» **DATASET ROWS**:
* Start *
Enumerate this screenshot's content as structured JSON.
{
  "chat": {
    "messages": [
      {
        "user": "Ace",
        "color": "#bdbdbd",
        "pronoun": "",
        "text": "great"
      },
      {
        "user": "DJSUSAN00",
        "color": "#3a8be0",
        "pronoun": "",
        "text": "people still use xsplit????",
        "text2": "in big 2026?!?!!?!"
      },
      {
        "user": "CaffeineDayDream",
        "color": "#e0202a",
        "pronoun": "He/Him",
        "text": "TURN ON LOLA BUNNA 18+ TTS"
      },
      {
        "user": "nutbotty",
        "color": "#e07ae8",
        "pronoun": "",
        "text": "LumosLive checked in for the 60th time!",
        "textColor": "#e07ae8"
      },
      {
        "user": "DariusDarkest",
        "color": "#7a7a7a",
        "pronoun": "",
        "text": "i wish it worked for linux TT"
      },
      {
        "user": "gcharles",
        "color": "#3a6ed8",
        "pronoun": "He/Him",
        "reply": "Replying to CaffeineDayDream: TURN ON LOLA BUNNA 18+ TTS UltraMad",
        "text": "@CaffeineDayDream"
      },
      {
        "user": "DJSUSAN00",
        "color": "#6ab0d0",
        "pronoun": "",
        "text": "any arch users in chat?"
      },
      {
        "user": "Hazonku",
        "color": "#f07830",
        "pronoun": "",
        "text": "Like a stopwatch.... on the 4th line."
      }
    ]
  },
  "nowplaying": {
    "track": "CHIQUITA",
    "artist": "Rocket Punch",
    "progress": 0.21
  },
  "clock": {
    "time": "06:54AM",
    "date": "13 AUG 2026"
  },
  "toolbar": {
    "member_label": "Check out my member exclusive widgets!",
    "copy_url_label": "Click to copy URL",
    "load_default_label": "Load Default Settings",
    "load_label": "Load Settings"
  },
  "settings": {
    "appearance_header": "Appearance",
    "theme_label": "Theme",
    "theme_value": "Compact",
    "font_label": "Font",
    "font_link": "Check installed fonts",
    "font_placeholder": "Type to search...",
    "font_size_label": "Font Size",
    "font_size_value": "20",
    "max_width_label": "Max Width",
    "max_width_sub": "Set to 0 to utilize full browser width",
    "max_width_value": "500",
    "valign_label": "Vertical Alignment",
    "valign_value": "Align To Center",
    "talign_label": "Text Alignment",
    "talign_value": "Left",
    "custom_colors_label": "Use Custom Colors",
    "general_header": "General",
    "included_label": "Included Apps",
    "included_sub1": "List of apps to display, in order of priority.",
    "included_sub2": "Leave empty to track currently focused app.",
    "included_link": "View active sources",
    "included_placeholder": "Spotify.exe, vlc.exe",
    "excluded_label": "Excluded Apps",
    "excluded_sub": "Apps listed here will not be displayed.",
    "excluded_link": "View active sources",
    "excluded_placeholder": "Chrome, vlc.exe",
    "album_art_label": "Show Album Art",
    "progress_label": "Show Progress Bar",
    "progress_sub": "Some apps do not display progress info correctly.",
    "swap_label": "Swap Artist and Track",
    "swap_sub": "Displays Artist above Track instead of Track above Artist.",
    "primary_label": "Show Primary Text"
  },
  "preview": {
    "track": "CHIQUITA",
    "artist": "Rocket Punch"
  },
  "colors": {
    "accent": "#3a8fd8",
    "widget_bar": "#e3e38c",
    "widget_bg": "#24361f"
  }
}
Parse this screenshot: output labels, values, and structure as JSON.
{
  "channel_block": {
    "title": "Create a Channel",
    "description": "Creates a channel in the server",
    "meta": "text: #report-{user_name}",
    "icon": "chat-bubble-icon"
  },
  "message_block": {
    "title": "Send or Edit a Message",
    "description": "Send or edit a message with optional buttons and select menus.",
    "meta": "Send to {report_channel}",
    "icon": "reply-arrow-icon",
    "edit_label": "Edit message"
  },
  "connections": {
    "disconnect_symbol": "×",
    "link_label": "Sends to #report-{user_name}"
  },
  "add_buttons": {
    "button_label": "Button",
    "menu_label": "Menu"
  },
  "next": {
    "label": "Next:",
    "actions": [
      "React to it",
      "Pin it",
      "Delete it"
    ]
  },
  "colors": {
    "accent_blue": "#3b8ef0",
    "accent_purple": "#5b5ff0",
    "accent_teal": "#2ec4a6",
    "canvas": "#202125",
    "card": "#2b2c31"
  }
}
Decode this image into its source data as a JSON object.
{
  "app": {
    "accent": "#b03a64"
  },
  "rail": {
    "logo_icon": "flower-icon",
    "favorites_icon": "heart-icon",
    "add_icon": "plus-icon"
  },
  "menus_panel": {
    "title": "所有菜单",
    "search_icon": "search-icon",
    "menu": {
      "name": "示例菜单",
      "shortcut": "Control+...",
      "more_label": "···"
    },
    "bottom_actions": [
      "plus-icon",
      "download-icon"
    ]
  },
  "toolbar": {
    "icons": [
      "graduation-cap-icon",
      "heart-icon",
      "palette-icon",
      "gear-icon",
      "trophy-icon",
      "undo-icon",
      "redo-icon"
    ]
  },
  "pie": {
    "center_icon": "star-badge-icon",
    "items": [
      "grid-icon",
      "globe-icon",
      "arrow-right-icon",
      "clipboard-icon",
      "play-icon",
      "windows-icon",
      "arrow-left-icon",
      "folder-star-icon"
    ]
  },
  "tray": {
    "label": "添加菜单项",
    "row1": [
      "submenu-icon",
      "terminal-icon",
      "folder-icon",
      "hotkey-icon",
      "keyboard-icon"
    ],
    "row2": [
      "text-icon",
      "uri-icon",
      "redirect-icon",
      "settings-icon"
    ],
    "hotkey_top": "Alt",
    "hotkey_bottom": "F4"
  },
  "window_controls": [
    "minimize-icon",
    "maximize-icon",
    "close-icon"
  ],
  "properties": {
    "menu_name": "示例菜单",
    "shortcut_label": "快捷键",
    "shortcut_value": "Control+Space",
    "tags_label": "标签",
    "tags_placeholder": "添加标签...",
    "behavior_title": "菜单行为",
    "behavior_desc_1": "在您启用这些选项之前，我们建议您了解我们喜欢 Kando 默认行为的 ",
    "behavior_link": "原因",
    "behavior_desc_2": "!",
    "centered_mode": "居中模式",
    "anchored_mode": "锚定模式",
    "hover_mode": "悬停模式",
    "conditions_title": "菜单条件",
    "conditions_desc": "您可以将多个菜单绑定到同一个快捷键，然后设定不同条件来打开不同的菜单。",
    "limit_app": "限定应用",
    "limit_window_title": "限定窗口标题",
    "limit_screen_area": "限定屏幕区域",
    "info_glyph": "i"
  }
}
* End *
» **REQUEST**:
Transcribe the whole listing with nothing added or left out.

» **SOLUTION FOR THIS EXERCISE**:
Enumerate this screenshot's content as structured JSON.
{
  "chat": {
    "messages": [
      {
        "user": "Ace",
        "color": "#bdbdbd",
        "pronoun": "",
        "text": "great"
      },
      {
        "user": "DJSUSAN00",
        "color": "#3a8be0",
        "pronoun": "",
        "text": "people still use xsplit????",
        "text2": "in big 2026?!?!!?!"
      },
      {
        "user": "CaffeineDayDream",
        "color": "#e0202a",
        "pronoun": "He/Him",
        "text": "TURN ON LOLA BUNNA 18+ TTS"
      },
      {
        "user": "nutbotty",
        "color": "#e07ae8",
        "pronoun": "",
        "text": "LumosLive checked in for the 60th time!",
        "textColor": "#e07ae8"
      },
      {
        "user": "DariusDarkest",
        "color": "#7a7a7a",
        "pronoun": "",
        "text": "i wish it worked for linux TT"
      },
      {
        "user": "gcharles",
        "color": "#3a6ed8",
        "pronoun": "He/Him",
        "reply": "Replying to CaffeineDayDream: TURN ON LOLA BUNNA 18+ TTS UltraMad",
        "text": "@CaffeineDayDream"
      },
      {
        "user": "DJSUSAN00",
        "color": "#6ab0d0",
        "pronoun": "",
        "text": "any arch users in chat?"
      },
      {
        "user": "Hazonku",
        "color": "#f07830",
        "pronoun": "",
        "text": "Like a stopwatch.... on the 4th line."
      }
    ]
  },
  "nowplaying": {
    "track": "CHIQUITA",
    "artist": "Rocket Punch",
    "progress": 0.21
  },
  "clock": {
    "time": "06:54AM",
    "date": "13 AUG 2026"
  },
  "toolbar": {
    "member_label": "Check out my member exclusive widgets!",
    "copy_url_label": "Click to copy URL",
    "load_default_label": "Load Default Settings",
    "load_label": "Load Settings"
  },
  "settings": {
    "appearance_header": "Appearance",
    "theme_label": "Theme",
    "theme_value": "Compact",
    "font_label": "Font",
    "font_link": "Check installed fonts",
    "font_placeholder": "Type to search...",
    "font_size_label": "Font Size",
    "font_size_value": "20",
    "max_width_label": "Max Width",
    "max_width_sub": "Set to 0 to utilize full browser width",
    "max_width_value": "500",
    "valign_label": "Vertical Alignment",
    "valign_value": "Align To Center",
    "talign_label": "Text Alignment",
    "talign_value": "Left",
    "custom_colors_label": "Use Custom Colors",
    "general_header": "General",
    "included_label": "Included Apps",
    "included_sub1": "List of apps to display, in order of priority.",
    "included_sub2": "Leave empty to track currently focused app.",
    "included_link": "View active sources",
    "included_placeholder": "Spotify.exe, vlc.exe",
    "excluded_label": "Excluded Apps",
    "excluded_sub": "Apps listed here will not be displayed.",
    "excluded_link": "View active sources",
    "excluded_placeholder": "Chrome, vlc.exe",
    "album_art_label": "Show Album Art",
    "progress_label": "Show Progress Bar",
    "progress_sub": "Some apps do not display progress info correctly.",
    "swap_label": "Swap Artist and Track",
    "swap_sub": "Displays Artist above Track instead of Track above Artist.",
    "primary_label": "Show Primary Text"
  },
  "preview": {
    "track": "CHIQUITA",
    "artist": "Rocket Punch"
  },
  "colors": {
    "accent": "#3a8fd8",
    "widget_bar": "#e3e38c",
    "widget_bg": "#24361f"
  }
}
Parse this screenshot: output labels, values, and structure as JSON.
{
  "channel_block": {
    "title": "Create a Channel",
    "description": "Creates a channel in the server",
    "meta": "text: #report-{user_name}",
    "icon": "chat-bubble-icon"
  },
  "message_block": {
    "title": "Send or Edit a Message",
    "description": "Send or edit a message with optional buttons and select menus.",
    "meta": "Send to {report_channel}",
    "icon": "reply-arrow-icon",
    "edit_label": "Edit message"
  },
  "connections": {
    "disconnect_symbol": "×",
    "link_label": "Sends to #report-{user_name}"
  },
  "add_buttons": {
    "button_label": "Button",
    "menu_label": "Menu"
  },
  "next": {
    "label": "Next:",
    "actions": [
      "React to it",
      "Pin it",
      "Delete it"
    ]
  },
  "colors": {
    "accent_blue": "#3b8ef0",
    "accent_purple": "#5b5ff0",
    "accent_teal": "#2ec4a6",
    "canvas": "#202125",
    "card": "#2b2c31"
  }
}
Decode this image into its source data as a JSON object.
{
  "app": {
    "accent": "#b03a64"
  },
  "rail": {
    "logo_icon": "flower-icon",
    "favorites_icon": "heart-icon",
    "add_icon": "plus-icon"
  },
  "menus_panel": {
    "title": "所有菜单",
    "search_icon": "search-icon",
    "menu": {
      "name": "示例菜单",
      "shortcut": "Control+...",
      "more_label": "···"
    },
    "bottom_actions": [
      "plus-icon",
      "download-icon"
    ]
  },
  "toolbar": {
    "icons": [
      "graduation-cap-icon",
      "heart-icon",
      "palette-icon",
      "gear-icon",
      "trophy-icon",
      "undo-icon",
      "redo-icon"
    ]
  },
  "pie": {
    "center_icon": "star-badge-icon",
    "items": [
      "grid-icon",
      "globe-icon",
      "arrow-right-icon",
      "clipboard-icon",
      "play-icon",
      "windows-icon",
      "arrow-left-icon",
      "folder-star-icon"
    ]
  },
  "tray": {
    "label": "添加菜单项",
    "row1": [
      "submenu-icon",
      "terminal-icon",
      "folder-icon",
      "hotkey-icon",
      "keyboard-icon"
    ],
    "row2": [
      "text-icon",
      "uri-icon",
      "redirect-icon",
      "settings-icon"
    ],
    "hotkey_top": "Alt",
    "hotkey_bottom": "F4"
  },
  "window_controls": [
    "minimize-icon",
    "maximize-icon",
    "close-icon"
  ],
  "properties": {
    "menu_name": "示例菜单",
    "shortcut_label": "快捷键",
    "shortcut_value": "Control+Space",
    "tags_label": "标签",
    "tags_placeholder": "添加标签...",
    "behavior_title": "菜单行为",
    "behavior_desc_1": "在您启用这些选项之前，我们建议您了解我们喜欢 Kando 默认行为的 ",
    "behavior_link": "原因",
    "behavior_desc_2": "!",
    "centered_mode": "居中模式",
    "anchored_mode": "锚定模式",
    "hover_mode": "悬停模式",
    "conditions_title": "菜单条件",
    "conditions_desc": "您可以将多个菜单绑定到同一个快捷键，然后设定不同条件来打开不同的菜单。",
    "limit_app": "限定应用",
    "limit_window_title": "限定窗口标题",
    "limit_screen_area": "限定屏幕区域",
    "info_glyph": "i"
  }
}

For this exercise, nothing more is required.